— Work to be completed —
Write out the material exactly, with the pictures left out.

— Begin Record excerpts —

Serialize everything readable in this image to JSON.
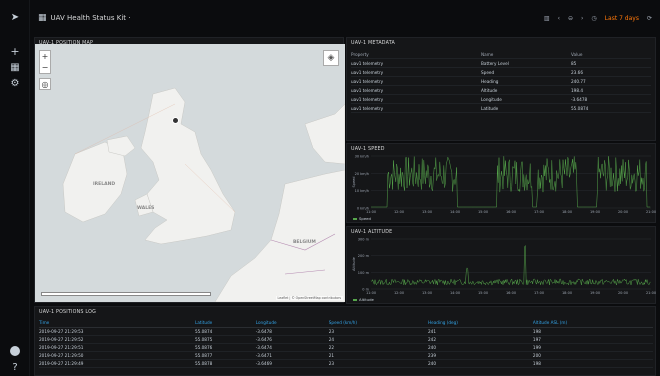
{
  "nav": {
    "dashboard_title": "UAV Health Status Kit ·",
    "icons": [
      "grafana-logo-icon",
      "plus-icon",
      "dashboards-icon",
      "gear-icon"
    ],
    "bottom_icons": [
      "avatar-icon",
      "help-icon"
    ]
  },
  "toolbar": {
    "time_range": "Last 7 days",
    "tz_label": "UTC",
    "icons": [
      "graph-icon",
      "chevron-left-icon",
      "zoom-out-icon",
      "chevron-right-icon",
      "clock-icon",
      "refresh-icon"
    ]
  },
  "map_panel": {
    "title": "UAV-1 POSITION MAP",
    "zoom_in": "+",
    "zoom_out": "−",
    "labels": {
      "ireland": "IRELAND",
      "belgium": "BELGIUM",
      "wales": "WALES"
    },
    "attribution": "Leaflet | © OpenStreetMap contributors"
  },
  "meta_panel": {
    "title": "UAV-1 METADATA",
    "headers": [
      "Property",
      "Name",
      "Value"
    ],
    "rows": [
      [
        "uav1 telemetry",
        "Battery Level",
        "85"
      ],
      [
        "uav1 telemetry",
        "Speed",
        "23.66"
      ],
      [
        "uav1 telemetry",
        "Heading",
        "240.77"
      ],
      [
        "uav1 telemetry",
        "Altitude",
        "198.4"
      ],
      [
        "uav1 telemetry",
        "Longitude",
        "-3.6478"
      ],
      [
        "uav1 telemetry",
        "Latitude",
        "55.0874"
      ]
    ]
  },
  "speed_panel": {
    "title": "UAV-1 SPEED",
    "legend": "Speed"
  },
  "alt_panel": {
    "title": "UAV-1 ALTITUDE",
    "legend": "Altitude"
  },
  "table_panel": {
    "title": "UAV-1 POSITIONS LOG",
    "headers": [
      "Time",
      "Latitude",
      "Longitude",
      "Speed (km/h)",
      "Heading (deg)",
      "Altitude ASL (m)"
    ],
    "rows": [
      [
        "2019-09-27 21:29:53",
        "55.0874",
        "-3.6478",
        "23",
        "241",
        "198"
      ],
      [
        "2019-09-27 21:29:52",
        "55.0875",
        "-3.6476",
        "24",
        "242",
        "197"
      ],
      [
        "2019-09-27 21:29:51",
        "55.0876",
        "-3.6474",
        "22",
        "240",
        "199"
      ],
      [
        "2019-09-27 21:29:50",
        "55.0877",
        "-3.6471",
        "21",
        "239",
        "200"
      ],
      [
        "2019-09-27 21:29:49",
        "55.0878",
        "-3.6469",
        "23",
        "240",
        "198"
      ]
    ]
  },
  "chart_data": [
    {
      "type": "line",
      "title": "UAV-1 SPEED",
      "ylabel": "Speed",
      "series": [
        {
          "name": "Speed",
          "color": "#56a64b"
        }
      ],
      "ytick_labels": [
        "30 km/h",
        "20 km/h",
        "10 km/h",
        "0 km/h"
      ],
      "xtick_labels": [
        "11:00",
        "12:00",
        "13:00",
        "14:00",
        "15:00",
        "16:00",
        "17:00",
        "18:00",
        "19:00",
        "20:00",
        "21:00"
      ]
    },
    {
      "type": "line",
      "title": "UAV-1 ALTITUDE",
      "ylabel": "Altitude",
      "series": [
        {
          "name": "Altitude",
          "color": "#56a64b"
        }
      ],
      "ytick_labels": [
        "300 m",
        "200 m",
        "100 m",
        "0 m"
      ],
      "xtick_labels": [
        "11:00",
        "12:00",
        "13:00",
        "14:00",
        "15:00",
        "16:00",
        "17:00",
        "18:00",
        "19:00",
        "20:00",
        "21:00"
      ]
    }
  ]
}
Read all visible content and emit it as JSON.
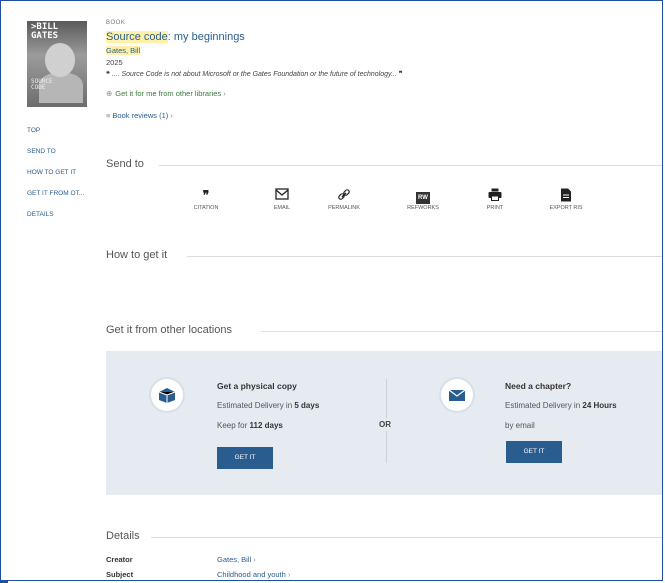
{
  "record": {
    "type": "BOOK",
    "title_hl": "Source code",
    "title_rest": ": my beginnings",
    "author": "Gates, Bill",
    "year": "2025",
    "quote_mark_open": "❝",
    "quote_text": ".... Source Code is not about Microsoft or the Gates Foundation or the future of technology...",
    "quote_mark_close": "❞",
    "get_it_link": "Get it for me from other libraries",
    "reviews_link": "Book reviews (1)",
    "chevron": "›",
    "cover_title": ">BILL\nGATES",
    "cover_subtitle": "SOURCE\nCODE"
  },
  "nav": {
    "items": [
      "TOP",
      "SEND TO",
      "HOW TO GET IT",
      "GET IT FROM OT...",
      "DETAILS"
    ]
  },
  "sections": {
    "send_to": "Send to",
    "how_to_get": "How to get it",
    "other_locations": "Get it from other locations",
    "details": "Details"
  },
  "actions": [
    {
      "label": "CITATION",
      "icon": "quote-icon",
      "glyph": "❞"
    },
    {
      "label": "EMAIL",
      "icon": "email-icon",
      "glyph": "✉"
    },
    {
      "label": "PERMALINK",
      "icon": "link-icon",
      "glyph": "🔗"
    },
    {
      "label": "REFWORKS",
      "icon": "refworks-icon",
      "glyph": "RW"
    },
    {
      "label": "PRINT",
      "icon": "print-icon",
      "glyph": "🖶"
    },
    {
      "label": "EXPORT RIS",
      "icon": "file-icon",
      "glyph": "📄"
    }
  ],
  "physical": {
    "title": "Get a physical copy",
    "delivery_prefix": "Estimated Delivery in",
    "delivery_value": "5 days",
    "keep_prefix": "Keep for",
    "keep_value": "112 days",
    "button": "GET IT"
  },
  "or_label": "OR",
  "chapter": {
    "title": "Need a chapter?",
    "delivery_prefix": "Estimated Delivery in",
    "delivery_value": "24 Hours",
    "by": "by email",
    "button": "GET IT"
  },
  "details": [
    {
      "label": "Creator",
      "value": "Gates, Bill"
    },
    {
      "label": "Subject",
      "value": "Childhood and youth"
    }
  ],
  "colors": {
    "link": "#2a5d8f",
    "panel": "#e6ebf1",
    "button": "#2a5d8f"
  }
}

— End Record excerpts —

— Complete answer —
Serialize everything readable in this image to JSON.
{
  "nav": {
    "dashboard_title": "UAV Health Status Kit ·",
    "icons": [
      "grafana-logo-icon",
      "plus-icon",
      "dashboards-icon",
      "gear-icon"
    ],
    "bottom_icons": [
      "avatar-icon",
      "help-icon"
    ]
  },
  "toolbar": {
    "time_range": "Last 7 days",
    "tz_label": "UTC",
    "icons": [
      "graph-icon",
      "chevron-left-icon",
      "zoom-out-icon",
      "chevron-right-icon",
      "clock-icon",
      "refresh-icon"
    ]
  },
  "map_panel": {
    "title": "UAV-1 POSITION MAP",
    "zoom_in": "+",
    "zoom_out": "−",
    "labels": {
      "ireland": "IRELAND",
      "belgium": "BELGIUM",
      "wales": "WALES"
    },
    "attribution": "Leaflet | © OpenStreetMap contributors"
  },
  "meta_panel": {
    "title": "UAV-1 METADATA",
    "headers": [
      "Property",
      "Name",
      "Value"
    ],
    "rows": [
      [
        "uav1 telemetry",
        "Battery Level",
        "85"
      ],
      [
        "uav1 telemetry",
        "Speed",
        "23.66"
      ],
      [
        "uav1 telemetry",
        "Heading",
        "240.77"
      ],
      [
        "uav1 telemetry",
        "Altitude",
        "198.4"
      ],
      [
        "uav1 telemetry",
        "Longitude",
        "-3.6478"
      ],
      [
        "uav1 telemetry",
        "Latitude",
        "55.0874"
      ]
    ]
  },
  "speed_panel": {
    "title": "UAV-1 SPEED",
    "legend": "Speed"
  },
  "alt_panel": {
    "title": "UAV-1 ALTITUDE",
    "legend": "Altitude"
  },
  "table_panel": {
    "title": "UAV-1 POSITIONS LOG",
    "headers": [
      "Time",
      "Latitude",
      "Longitude",
      "Speed (km/h)",
      "Heading (deg)",
      "Altitude ASL (m)"
    ],
    "rows": [
      [
        "2019-09-27 21:29:53",
        "55.0874",
        "-3.6478",
        "23",
        "241",
        "198"
      ],
      [
        "2019-09-27 21:29:52",
        "55.0875",
        "-3.6476",
        "24",
        "242",
        "197"
      ],
      [
        "2019-09-27 21:29:51",
        "55.0876",
        "-3.6474",
        "22",
        "240",
        "199"
      ],
      [
        "2019-09-27 21:29:50",
        "55.0877",
        "-3.6471",
        "21",
        "239",
        "200"
      ],
      [
        "2019-09-27 21:29:49",
        "55.0878",
        "-3.6469",
        "23",
        "240",
        "198"
      ]
    ]
  },
  "chart_data": [
    {
      "type": "line",
      "title": "UAV-1 SPEED",
      "ylabel": "Speed",
      "series": [
        {
          "name": "Speed",
          "color": "#56a64b"
        }
      ],
      "ytick_labels": [
        "30 km/h",
        "20 km/h",
        "10 km/h",
        "0 km/h"
      ],
      "xtick_labels": [
        "11:00",
        "12:00",
        "13:00",
        "14:00",
        "15:00",
        "16:00",
        "17:00",
        "18:00",
        "19:00",
        "20:00",
        "21:00"
      ]
    },
    {
      "type": "line",
      "title": "UAV-1 ALTITUDE",
      "ylabel": "Altitude",
      "series": [
        {
          "name": "Altitude",
          "color": "#56a64b"
        }
      ],
      "ytick_labels": [
        "300 m",
        "200 m",
        "100 m",
        "0 m"
      ],
      "xtick_labels": [
        "11:00",
        "12:00",
        "13:00",
        "14:00",
        "15:00",
        "16:00",
        "17:00",
        "18:00",
        "19:00",
        "20:00",
        "21:00"
      ]
    }
  ]
}
Read all visible content and emit it as JSON.
{
  "record": {
    "type": "BOOK",
    "title_hl": "Source code",
    "title_rest": ": my beginnings",
    "author": "Gates, Bill",
    "year": "2025",
    "quote_mark_open": "❝",
    "quote_text": ".... Source Code is not about Microsoft or the Gates Foundation or the future of technology...",
    "quote_mark_close": "❞",
    "get_it_link": "Get it for me from other libraries",
    "reviews_link": "Book reviews (1)",
    "chevron": "›",
    "cover_title": ">BILL\nGATES",
    "cover_subtitle": "SOURCE\nCODE"
  },
  "nav": {
    "items": [
      "TOP",
      "SEND TO",
      "HOW TO GET IT",
      "GET IT FROM OT...",
      "DETAILS"
    ]
  },
  "sections": {
    "send_to": "Send to",
    "how_to_get": "How to get it",
    "other_locations": "Get it from other locations",
    "details": "Details"
  },
  "actions": [
    {
      "label": "CITATION",
      "icon": "quote-icon",
      "glyph": "❞"
    },
    {
      "label": "EMAIL",
      "icon": "email-icon",
      "glyph": "✉"
    },
    {
      "label": "PERMALINK",
      "icon": "link-icon",
      "glyph": "🔗"
    },
    {
      "label": "REFWORKS",
      "icon": "refworks-icon",
      "glyph": "RW"
    },
    {
      "label": "PRINT",
      "icon": "print-icon",
      "glyph": "🖶"
    },
    {
      "label": "EXPORT RIS",
      "icon": "file-icon",
      "glyph": "📄"
    }
  ],
  "physical": {
    "title": "Get a physical copy",
    "delivery_prefix": "Estimated Delivery in",
    "delivery_value": "5 days",
    "keep_prefix": "Keep for",
    "keep_value": "112 days",
    "button": "GET IT"
  },
  "or_label": "OR",
  "chapter": {
    "title": "Need a chapter?",
    "delivery_prefix": "Estimated Delivery in",
    "delivery_value": "24 Hours",
    "by": "by email",
    "button": "GET IT"
  },
  "details": [
    {
      "label": "Creator",
      "value": "Gates, Bill"
    },
    {
      "label": "Subject",
      "value": "Childhood and youth"
    }
  ],
  "colors": {
    "link": "#2a5d8f",
    "panel": "#e6ebf1",
    "button": "#2a5d8f"
  }
}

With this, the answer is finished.